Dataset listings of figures
*-*-*
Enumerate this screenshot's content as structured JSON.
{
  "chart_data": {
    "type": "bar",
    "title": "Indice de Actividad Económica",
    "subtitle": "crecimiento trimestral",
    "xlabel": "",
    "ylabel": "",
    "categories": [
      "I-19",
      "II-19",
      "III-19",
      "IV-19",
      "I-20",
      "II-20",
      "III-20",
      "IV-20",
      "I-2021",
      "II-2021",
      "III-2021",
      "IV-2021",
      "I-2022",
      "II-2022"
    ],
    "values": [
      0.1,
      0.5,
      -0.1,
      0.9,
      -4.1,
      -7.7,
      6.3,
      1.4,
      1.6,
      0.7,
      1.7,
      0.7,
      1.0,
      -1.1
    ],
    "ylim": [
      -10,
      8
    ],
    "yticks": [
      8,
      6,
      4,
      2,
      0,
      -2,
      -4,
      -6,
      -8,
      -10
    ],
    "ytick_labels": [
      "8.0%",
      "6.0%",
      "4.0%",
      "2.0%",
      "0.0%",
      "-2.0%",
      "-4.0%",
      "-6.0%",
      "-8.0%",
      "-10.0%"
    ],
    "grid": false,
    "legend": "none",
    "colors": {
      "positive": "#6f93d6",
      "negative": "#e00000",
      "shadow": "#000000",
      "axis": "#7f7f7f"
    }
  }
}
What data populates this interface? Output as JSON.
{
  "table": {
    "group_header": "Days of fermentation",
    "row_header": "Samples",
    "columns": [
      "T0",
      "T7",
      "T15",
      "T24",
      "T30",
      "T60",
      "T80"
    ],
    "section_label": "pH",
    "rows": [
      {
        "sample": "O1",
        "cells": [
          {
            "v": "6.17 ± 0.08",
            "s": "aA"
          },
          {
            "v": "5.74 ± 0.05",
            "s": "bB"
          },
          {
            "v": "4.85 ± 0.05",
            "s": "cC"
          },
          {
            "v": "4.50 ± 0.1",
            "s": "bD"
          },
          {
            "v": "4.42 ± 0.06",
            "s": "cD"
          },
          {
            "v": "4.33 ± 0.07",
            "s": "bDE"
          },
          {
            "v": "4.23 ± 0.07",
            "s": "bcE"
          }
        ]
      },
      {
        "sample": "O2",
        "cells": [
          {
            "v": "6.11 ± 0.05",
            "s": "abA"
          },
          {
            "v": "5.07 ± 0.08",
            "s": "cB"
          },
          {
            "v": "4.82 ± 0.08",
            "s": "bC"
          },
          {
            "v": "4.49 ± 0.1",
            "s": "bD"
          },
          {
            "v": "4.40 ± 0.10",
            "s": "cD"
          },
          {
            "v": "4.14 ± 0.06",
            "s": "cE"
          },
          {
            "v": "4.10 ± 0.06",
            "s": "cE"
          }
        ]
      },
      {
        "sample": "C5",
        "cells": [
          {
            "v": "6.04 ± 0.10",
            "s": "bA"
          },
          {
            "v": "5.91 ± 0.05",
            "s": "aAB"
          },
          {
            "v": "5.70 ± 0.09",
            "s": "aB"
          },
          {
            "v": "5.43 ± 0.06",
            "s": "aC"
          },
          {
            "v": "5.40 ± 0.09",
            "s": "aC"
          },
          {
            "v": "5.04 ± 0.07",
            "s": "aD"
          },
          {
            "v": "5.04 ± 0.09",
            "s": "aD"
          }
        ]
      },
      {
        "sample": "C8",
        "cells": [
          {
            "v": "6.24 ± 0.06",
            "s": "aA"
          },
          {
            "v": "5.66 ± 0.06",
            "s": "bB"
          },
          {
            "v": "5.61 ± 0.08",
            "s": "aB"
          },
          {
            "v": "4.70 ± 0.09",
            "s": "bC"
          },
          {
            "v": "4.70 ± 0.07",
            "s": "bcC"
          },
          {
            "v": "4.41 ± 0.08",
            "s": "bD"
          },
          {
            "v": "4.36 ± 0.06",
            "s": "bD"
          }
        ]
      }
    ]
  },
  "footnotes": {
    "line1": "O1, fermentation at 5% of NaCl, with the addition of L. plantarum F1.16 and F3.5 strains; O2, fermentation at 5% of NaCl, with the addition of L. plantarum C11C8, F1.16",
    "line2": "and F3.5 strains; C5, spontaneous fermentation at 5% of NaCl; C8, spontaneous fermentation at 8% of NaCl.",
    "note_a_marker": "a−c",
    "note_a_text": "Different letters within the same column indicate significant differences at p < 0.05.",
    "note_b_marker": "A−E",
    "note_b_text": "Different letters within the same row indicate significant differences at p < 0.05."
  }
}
*-*-*
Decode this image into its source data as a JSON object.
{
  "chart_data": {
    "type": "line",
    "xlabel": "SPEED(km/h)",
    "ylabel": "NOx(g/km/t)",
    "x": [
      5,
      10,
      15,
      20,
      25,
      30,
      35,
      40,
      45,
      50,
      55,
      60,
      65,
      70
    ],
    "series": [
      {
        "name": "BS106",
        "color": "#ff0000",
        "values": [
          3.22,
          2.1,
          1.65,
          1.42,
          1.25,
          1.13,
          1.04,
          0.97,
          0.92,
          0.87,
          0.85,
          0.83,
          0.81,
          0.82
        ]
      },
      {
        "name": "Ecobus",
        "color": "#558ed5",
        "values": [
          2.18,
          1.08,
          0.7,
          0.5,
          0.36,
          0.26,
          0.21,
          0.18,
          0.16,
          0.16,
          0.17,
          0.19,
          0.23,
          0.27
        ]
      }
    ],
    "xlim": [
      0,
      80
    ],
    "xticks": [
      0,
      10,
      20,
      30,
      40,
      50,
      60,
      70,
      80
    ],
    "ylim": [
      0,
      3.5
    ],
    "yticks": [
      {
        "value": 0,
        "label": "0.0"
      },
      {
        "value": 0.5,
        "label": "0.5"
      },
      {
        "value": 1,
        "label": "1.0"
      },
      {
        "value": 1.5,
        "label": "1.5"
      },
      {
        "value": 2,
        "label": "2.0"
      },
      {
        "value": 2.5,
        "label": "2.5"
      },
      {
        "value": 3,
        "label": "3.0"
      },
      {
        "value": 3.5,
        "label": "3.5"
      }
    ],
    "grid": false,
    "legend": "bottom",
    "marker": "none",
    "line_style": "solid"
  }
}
*-*-*
* **WHAT YOU HAVE TO DO**
Of the lines above, how many contain the word "this"? Provide the number and nothing else.

* **FINAL RESULT**
3